──────── DATA FOR PROCESSING ────────

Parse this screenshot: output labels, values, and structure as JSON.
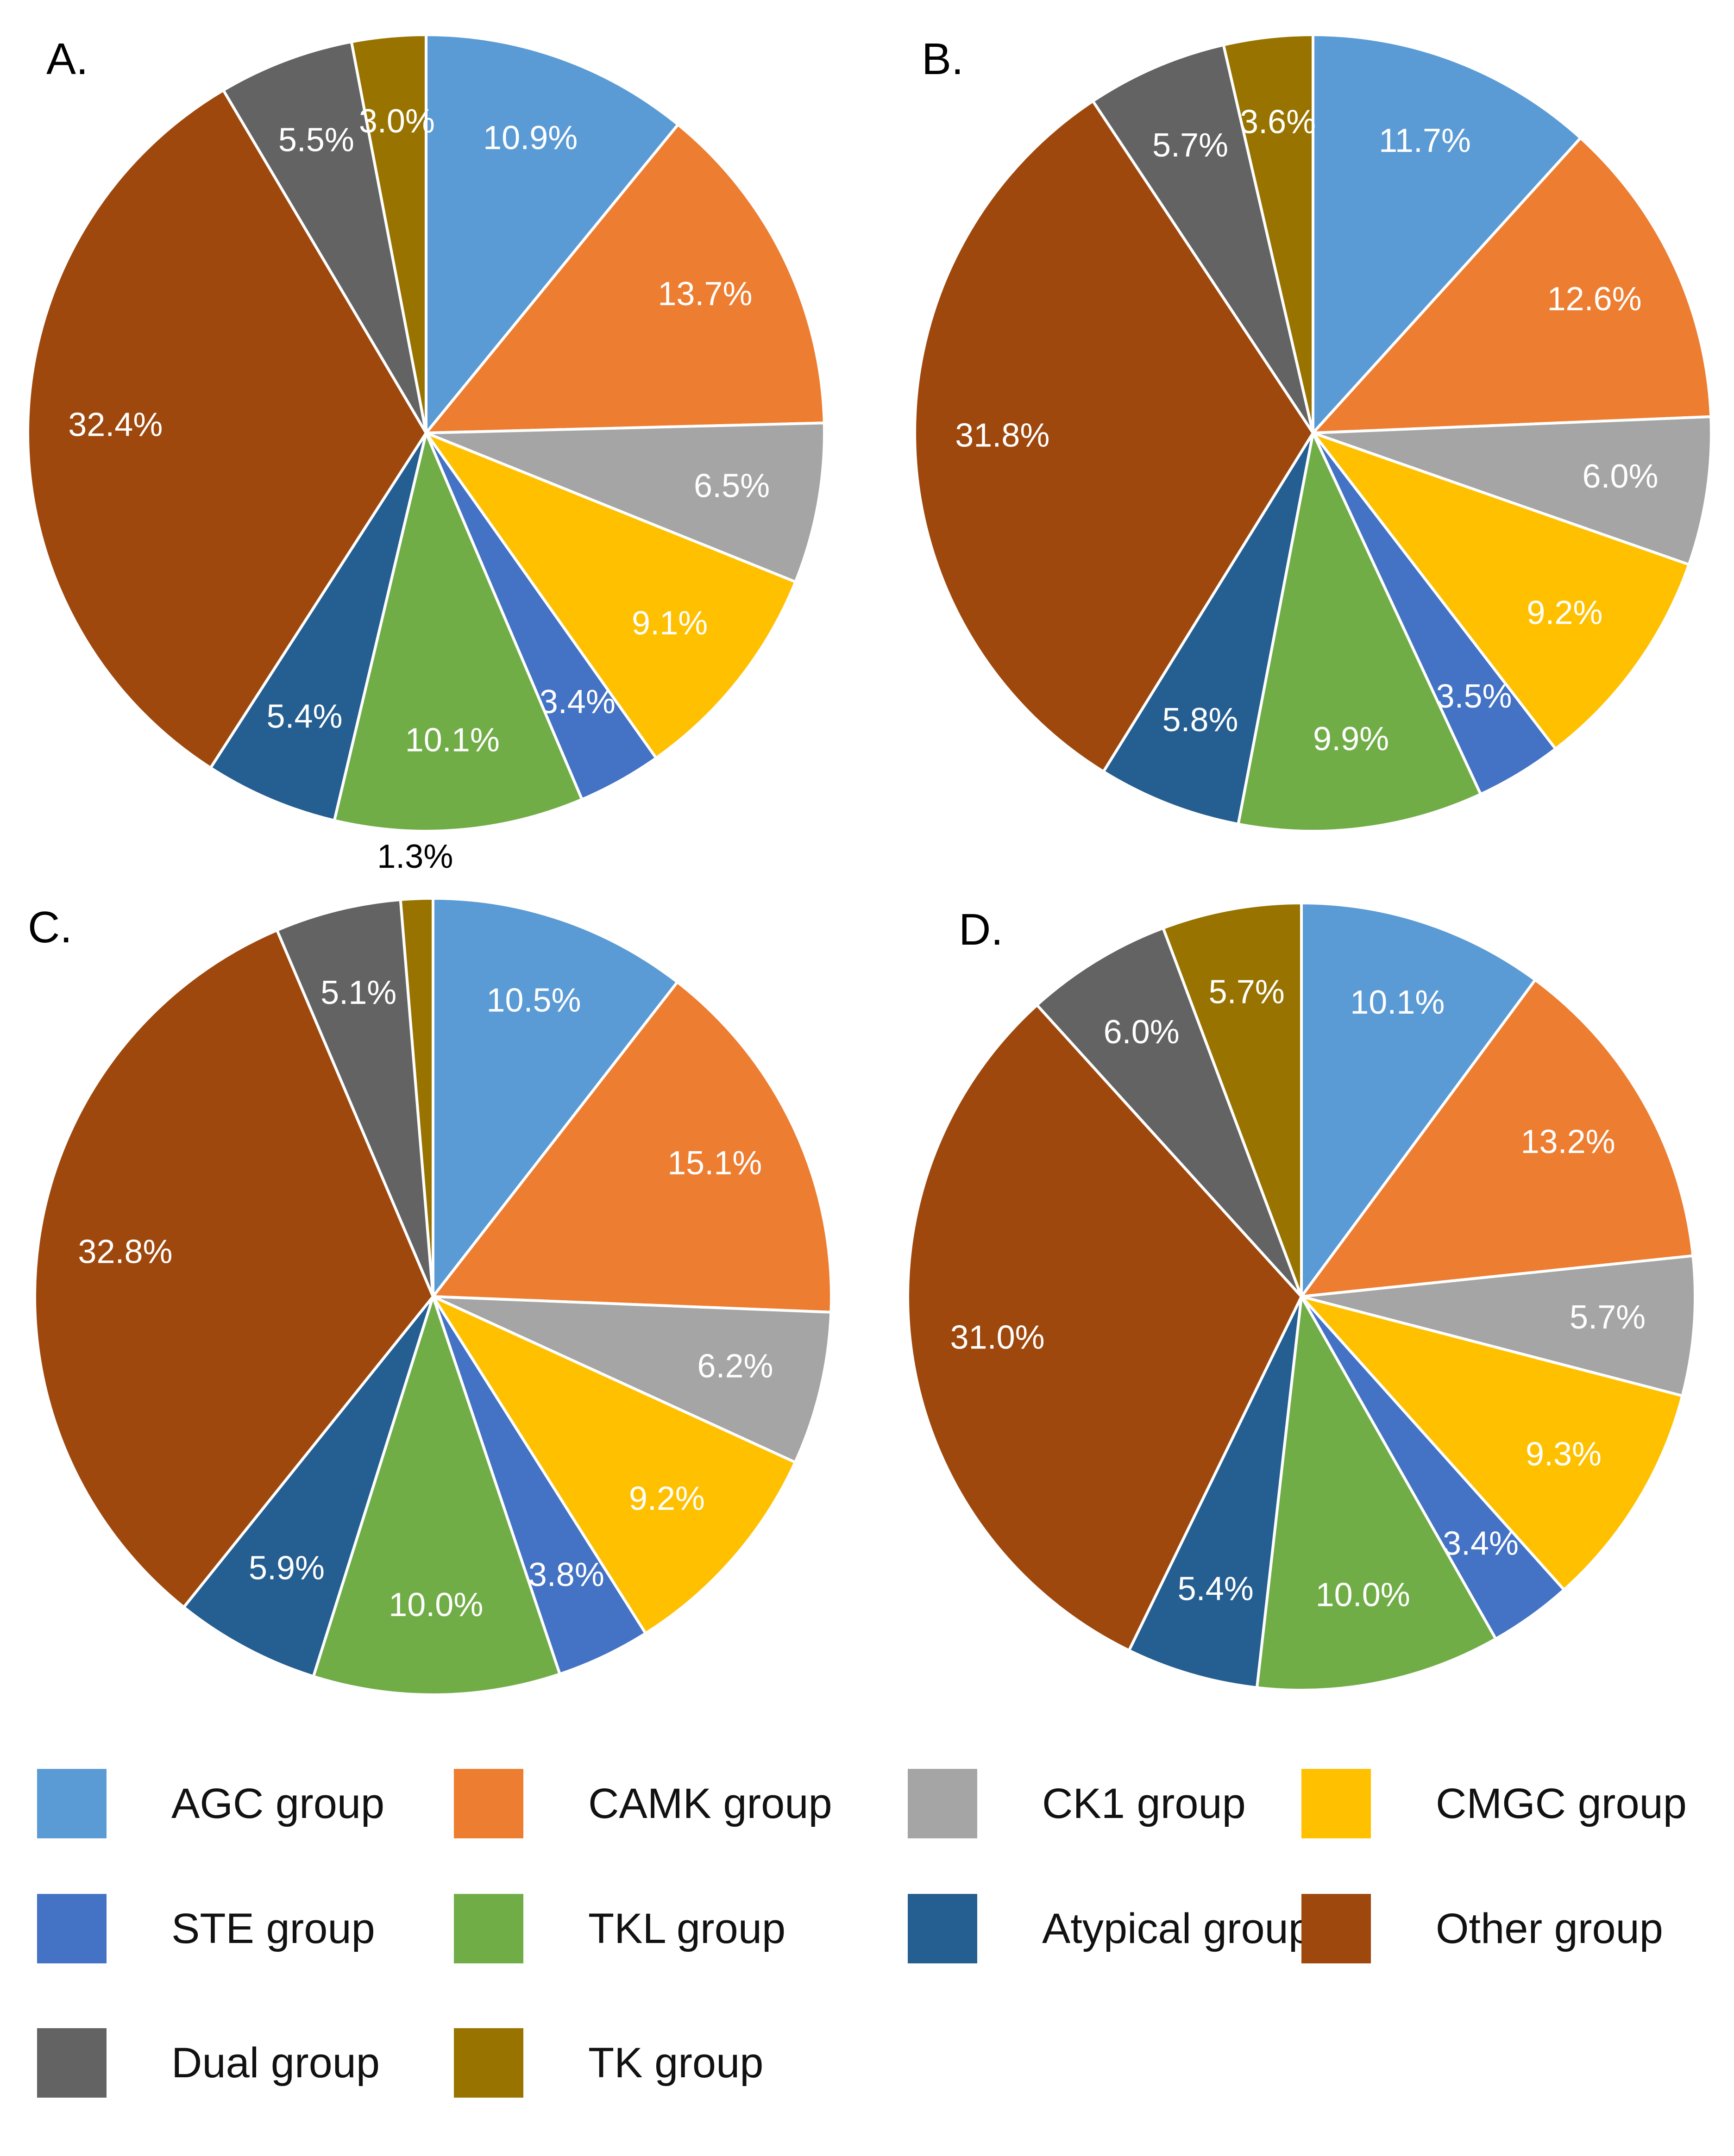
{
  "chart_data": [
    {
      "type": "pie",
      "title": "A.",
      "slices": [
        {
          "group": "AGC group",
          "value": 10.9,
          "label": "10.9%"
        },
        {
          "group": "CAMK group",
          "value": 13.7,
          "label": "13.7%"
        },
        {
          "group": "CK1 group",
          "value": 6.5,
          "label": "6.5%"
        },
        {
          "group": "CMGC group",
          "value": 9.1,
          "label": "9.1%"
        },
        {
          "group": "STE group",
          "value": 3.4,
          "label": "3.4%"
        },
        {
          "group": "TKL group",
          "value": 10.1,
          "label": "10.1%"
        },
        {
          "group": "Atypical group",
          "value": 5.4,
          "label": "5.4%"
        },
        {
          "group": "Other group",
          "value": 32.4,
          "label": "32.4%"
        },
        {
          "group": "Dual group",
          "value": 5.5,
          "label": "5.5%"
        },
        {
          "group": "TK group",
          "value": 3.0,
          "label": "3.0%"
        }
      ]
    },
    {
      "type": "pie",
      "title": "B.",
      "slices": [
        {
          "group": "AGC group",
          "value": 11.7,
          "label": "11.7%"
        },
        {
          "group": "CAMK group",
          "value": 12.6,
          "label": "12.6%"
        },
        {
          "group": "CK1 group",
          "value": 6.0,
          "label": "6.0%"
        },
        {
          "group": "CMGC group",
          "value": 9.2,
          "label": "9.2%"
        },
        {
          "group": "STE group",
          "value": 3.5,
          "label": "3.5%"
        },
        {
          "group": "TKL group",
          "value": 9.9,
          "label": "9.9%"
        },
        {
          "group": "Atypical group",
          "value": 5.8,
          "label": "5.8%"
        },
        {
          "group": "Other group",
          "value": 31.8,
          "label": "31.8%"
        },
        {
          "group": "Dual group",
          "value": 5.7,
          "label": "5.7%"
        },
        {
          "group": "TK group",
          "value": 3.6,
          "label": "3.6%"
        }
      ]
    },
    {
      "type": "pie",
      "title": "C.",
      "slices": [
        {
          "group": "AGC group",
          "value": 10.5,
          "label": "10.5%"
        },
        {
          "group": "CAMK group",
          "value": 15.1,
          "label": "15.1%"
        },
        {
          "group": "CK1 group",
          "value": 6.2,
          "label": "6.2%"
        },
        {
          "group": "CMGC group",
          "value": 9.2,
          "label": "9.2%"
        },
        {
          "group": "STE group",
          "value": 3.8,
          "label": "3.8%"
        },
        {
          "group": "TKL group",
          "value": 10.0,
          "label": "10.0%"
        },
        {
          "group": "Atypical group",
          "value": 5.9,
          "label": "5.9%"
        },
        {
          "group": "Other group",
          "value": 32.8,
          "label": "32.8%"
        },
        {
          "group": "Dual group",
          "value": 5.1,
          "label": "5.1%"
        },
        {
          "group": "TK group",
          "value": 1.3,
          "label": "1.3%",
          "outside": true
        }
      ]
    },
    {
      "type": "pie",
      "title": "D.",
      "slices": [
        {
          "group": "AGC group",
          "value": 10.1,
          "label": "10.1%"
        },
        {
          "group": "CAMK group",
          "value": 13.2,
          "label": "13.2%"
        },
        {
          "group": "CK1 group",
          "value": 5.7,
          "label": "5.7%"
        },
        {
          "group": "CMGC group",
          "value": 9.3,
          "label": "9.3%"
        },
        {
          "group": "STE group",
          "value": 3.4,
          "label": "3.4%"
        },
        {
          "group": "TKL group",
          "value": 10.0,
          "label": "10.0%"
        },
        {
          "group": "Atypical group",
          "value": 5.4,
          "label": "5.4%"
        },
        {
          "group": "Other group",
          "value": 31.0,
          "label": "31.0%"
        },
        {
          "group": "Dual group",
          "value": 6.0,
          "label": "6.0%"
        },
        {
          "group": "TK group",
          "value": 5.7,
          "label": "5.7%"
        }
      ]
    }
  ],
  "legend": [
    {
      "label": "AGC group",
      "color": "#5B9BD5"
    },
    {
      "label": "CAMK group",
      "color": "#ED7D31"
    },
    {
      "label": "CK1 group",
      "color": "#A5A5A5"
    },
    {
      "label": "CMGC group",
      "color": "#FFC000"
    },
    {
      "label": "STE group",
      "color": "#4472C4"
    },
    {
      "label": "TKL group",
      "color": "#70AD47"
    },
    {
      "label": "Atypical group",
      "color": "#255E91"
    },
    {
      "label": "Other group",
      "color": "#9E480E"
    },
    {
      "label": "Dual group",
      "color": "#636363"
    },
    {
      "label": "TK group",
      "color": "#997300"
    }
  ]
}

────────

▶ [WHAT THIS TASK INVOLVES] Pictures stay out; reproduce every line of the records exactly.

▶ [ANSWER TO THE EXERCISE]
Parse this screenshot: output labels, values, and structure as JSON.
{
  "chart_data": [
    {
      "type": "pie",
      "title": "A.",
      "slices": [
        {
          "group": "AGC group",
          "value": 10.9,
          "label": "10.9%"
        },
        {
          "group": "CAMK group",
          "value": 13.7,
          "label": "13.7%"
        },
        {
          "group": "CK1 group",
          "value": 6.5,
          "label": "6.5%"
        },
        {
          "group": "CMGC group",
          "value": 9.1,
          "label": "9.1%"
        },
        {
          "group": "STE group",
          "value": 3.4,
          "label": "3.4%"
        },
        {
          "group": "TKL group",
          "value": 10.1,
          "label": "10.1%"
        },
        {
          "group": "Atypical group",
          "value": 5.4,
          "label": "5.4%"
        },
        {
          "group": "Other group",
          "value": 32.4,
          "label": "32.4%"
        },
        {
          "group": "Dual group",
          "value": 5.5,
          "label": "5.5%"
        },
        {
          "group": "TK group",
          "value": 3.0,
          "label": "3.0%"
        }
      ]
    },
    {
      "type": "pie",
      "title": "B.",
      "slices": [
        {
          "group": "AGC group",
          "value": 11.7,
          "label": "11.7%"
        },
        {
          "group": "CAMK group",
          "value": 12.6,
          "label": "12.6%"
        },
        {
          "group": "CK1 group",
          "value": 6.0,
          "label": "6.0%"
        },
        {
          "group": "CMGC group",
          "value": 9.2,
          "label": "9.2%"
        },
        {
          "group": "STE group",
          "value": 3.5,
          "label": "3.5%"
        },
        {
          "group": "TKL group",
          "value": 9.9,
          "label": "9.9%"
        },
        {
          "group": "Atypical group",
          "value": 5.8,
          "label": "5.8%"
        },
        {
          "group": "Other group",
          "value": 31.8,
          "label": "31.8%"
        },
        {
          "group": "Dual group",
          "value": 5.7,
          "label": "5.7%"
        },
        {
          "group": "TK group",
          "value": 3.6,
          "label": "3.6%"
        }
      ]
    },
    {
      "type": "pie",
      "title": "C.",
      "slices": [
        {
          "group": "AGC group",
          "value": 10.5,
          "label": "10.5%"
        },
        {
          "group": "CAMK group",
          "value": 15.1,
          "label": "15.1%"
        },
        {
          "group": "CK1 group",
          "value": 6.2,
          "label": "6.2%"
        },
        {
          "group": "CMGC group",
          "value": 9.2,
          "label": "9.2%"
        },
        {
          "group": "STE group",
          "value": 3.8,
          "label": "3.8%"
        },
        {
          "group": "TKL group",
          "value": 10.0,
          "label": "10.0%"
        },
        {
          "group": "Atypical group",
          "value": 5.9,
          "label": "5.9%"
        },
        {
          "group": "Other group",
          "value": 32.8,
          "label": "32.8%"
        },
        {
          "group": "Dual group",
          "value": 5.1,
          "label": "5.1%"
        },
        {
          "group": "TK group",
          "value": 1.3,
          "label": "1.3%",
          "outside": true
        }
      ]
    },
    {
      "type": "pie",
      "title": "D.",
      "slices": [
        {
          "group": "AGC group",
          "value": 10.1,
          "label": "10.1%"
        },
        {
          "group": "CAMK group",
          "value": 13.2,
          "label": "13.2%"
        },
        {
          "group": "CK1 group",
          "value": 5.7,
          "label": "5.7%"
        },
        {
          "group": "CMGC group",
          "value": 9.3,
          "label": "9.3%"
        },
        {
          "group": "STE group",
          "value": 3.4,
          "label": "3.4%"
        },
        {
          "group": "TKL group",
          "value": 10.0,
          "label": "10.0%"
        },
        {
          "group": "Atypical group",
          "value": 5.4,
          "label": "5.4%"
        },
        {
          "group": "Other group",
          "value": 31.0,
          "label": "31.0%"
        },
        {
          "group": "Dual group",
          "value": 6.0,
          "label": "6.0%"
        },
        {
          "group": "TK group",
          "value": 5.7,
          "label": "5.7%"
        }
      ]
    }
  ],
  "legend": [
    {
      "label": "AGC group",
      "color": "#5B9BD5"
    },
    {
      "label": "CAMK group",
      "color": "#ED7D31"
    },
    {
      "label": "CK1 group",
      "color": "#A5A5A5"
    },
    {
      "label": "CMGC group",
      "color": "#FFC000"
    },
    {
      "label": "STE group",
      "color": "#4472C4"
    },
    {
      "label": "TKL group",
      "color": "#70AD47"
    },
    {
      "label": "Atypical group",
      "color": "#255E91"
    },
    {
      "label": "Other group",
      "color": "#9E480E"
    },
    {
      "label": "Dual group",
      "color": "#636363"
    },
    {
      "label": "TK group",
      "color": "#997300"
    }
  ]
}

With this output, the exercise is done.